━━ RECORD EXCERPTS ━━

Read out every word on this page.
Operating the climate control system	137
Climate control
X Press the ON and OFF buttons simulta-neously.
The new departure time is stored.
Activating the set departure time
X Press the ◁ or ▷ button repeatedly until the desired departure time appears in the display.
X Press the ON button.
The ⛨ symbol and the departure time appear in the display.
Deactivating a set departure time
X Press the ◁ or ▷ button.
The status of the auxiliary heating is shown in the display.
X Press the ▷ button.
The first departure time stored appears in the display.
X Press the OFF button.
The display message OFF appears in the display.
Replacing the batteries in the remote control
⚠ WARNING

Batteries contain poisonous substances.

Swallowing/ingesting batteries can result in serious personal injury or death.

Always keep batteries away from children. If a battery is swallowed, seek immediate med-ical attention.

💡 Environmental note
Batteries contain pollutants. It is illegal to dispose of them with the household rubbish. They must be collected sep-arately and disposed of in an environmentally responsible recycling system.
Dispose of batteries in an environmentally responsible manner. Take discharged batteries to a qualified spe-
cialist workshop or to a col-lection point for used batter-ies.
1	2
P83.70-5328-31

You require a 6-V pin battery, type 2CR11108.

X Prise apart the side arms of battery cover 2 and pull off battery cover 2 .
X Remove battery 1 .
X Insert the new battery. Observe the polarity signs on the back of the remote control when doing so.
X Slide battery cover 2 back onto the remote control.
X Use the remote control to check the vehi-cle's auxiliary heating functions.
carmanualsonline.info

━━━
━━ RECORD EXCERPTS ━━

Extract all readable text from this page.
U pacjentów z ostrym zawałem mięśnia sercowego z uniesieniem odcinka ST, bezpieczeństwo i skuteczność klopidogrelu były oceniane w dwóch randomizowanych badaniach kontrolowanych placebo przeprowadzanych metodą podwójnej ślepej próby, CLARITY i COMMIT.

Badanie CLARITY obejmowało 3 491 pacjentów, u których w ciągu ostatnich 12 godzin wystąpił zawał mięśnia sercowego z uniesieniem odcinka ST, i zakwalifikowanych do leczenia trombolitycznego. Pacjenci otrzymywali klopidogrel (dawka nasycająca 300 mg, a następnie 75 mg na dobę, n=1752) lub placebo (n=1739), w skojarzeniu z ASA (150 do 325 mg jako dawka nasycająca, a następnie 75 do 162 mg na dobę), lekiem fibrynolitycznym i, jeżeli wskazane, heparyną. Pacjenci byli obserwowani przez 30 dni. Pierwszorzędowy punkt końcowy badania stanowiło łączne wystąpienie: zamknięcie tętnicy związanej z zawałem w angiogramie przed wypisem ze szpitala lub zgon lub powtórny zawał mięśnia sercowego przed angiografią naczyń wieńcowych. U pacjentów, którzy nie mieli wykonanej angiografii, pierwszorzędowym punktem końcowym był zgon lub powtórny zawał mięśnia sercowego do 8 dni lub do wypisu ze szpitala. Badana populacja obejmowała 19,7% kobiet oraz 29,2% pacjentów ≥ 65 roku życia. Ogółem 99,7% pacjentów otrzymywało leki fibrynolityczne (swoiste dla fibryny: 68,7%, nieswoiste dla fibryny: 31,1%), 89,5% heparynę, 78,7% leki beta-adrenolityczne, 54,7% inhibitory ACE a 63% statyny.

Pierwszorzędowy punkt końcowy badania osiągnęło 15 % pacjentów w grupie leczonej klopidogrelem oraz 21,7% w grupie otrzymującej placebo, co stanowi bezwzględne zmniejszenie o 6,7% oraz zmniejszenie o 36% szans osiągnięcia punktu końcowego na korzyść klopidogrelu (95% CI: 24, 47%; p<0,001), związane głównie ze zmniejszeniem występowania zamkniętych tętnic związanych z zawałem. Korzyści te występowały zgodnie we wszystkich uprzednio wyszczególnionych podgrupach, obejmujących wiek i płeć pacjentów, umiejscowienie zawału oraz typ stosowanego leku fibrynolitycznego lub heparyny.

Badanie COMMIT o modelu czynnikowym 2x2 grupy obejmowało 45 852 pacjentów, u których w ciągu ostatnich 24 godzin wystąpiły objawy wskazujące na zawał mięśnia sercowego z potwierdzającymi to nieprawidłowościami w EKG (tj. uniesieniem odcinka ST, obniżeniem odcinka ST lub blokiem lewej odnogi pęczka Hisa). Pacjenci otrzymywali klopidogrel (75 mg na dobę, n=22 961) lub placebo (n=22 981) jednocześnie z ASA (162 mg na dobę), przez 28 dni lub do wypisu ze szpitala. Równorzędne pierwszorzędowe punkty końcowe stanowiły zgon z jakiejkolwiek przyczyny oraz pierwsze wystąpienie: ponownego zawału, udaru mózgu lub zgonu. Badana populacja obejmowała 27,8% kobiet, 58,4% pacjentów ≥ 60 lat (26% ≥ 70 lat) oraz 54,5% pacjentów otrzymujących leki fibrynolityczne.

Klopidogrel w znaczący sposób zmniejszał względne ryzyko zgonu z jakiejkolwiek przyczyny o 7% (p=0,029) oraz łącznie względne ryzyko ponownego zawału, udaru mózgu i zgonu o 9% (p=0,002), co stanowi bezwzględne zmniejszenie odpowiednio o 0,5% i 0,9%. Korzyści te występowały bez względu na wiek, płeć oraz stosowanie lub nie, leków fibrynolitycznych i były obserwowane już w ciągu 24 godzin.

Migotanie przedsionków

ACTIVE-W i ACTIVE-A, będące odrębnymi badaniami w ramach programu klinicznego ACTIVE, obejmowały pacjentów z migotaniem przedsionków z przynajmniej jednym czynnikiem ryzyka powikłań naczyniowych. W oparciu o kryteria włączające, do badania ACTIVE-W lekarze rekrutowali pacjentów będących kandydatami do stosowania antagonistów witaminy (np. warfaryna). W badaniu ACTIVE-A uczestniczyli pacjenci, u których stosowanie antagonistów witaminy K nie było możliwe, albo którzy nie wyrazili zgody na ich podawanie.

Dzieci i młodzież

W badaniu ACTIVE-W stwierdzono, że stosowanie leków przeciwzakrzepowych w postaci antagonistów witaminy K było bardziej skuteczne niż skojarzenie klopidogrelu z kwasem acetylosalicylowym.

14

━━━

Look through the material above. Copy each line where the word "page" appears.

Read out every word on this page.
Extract all readable text from this page.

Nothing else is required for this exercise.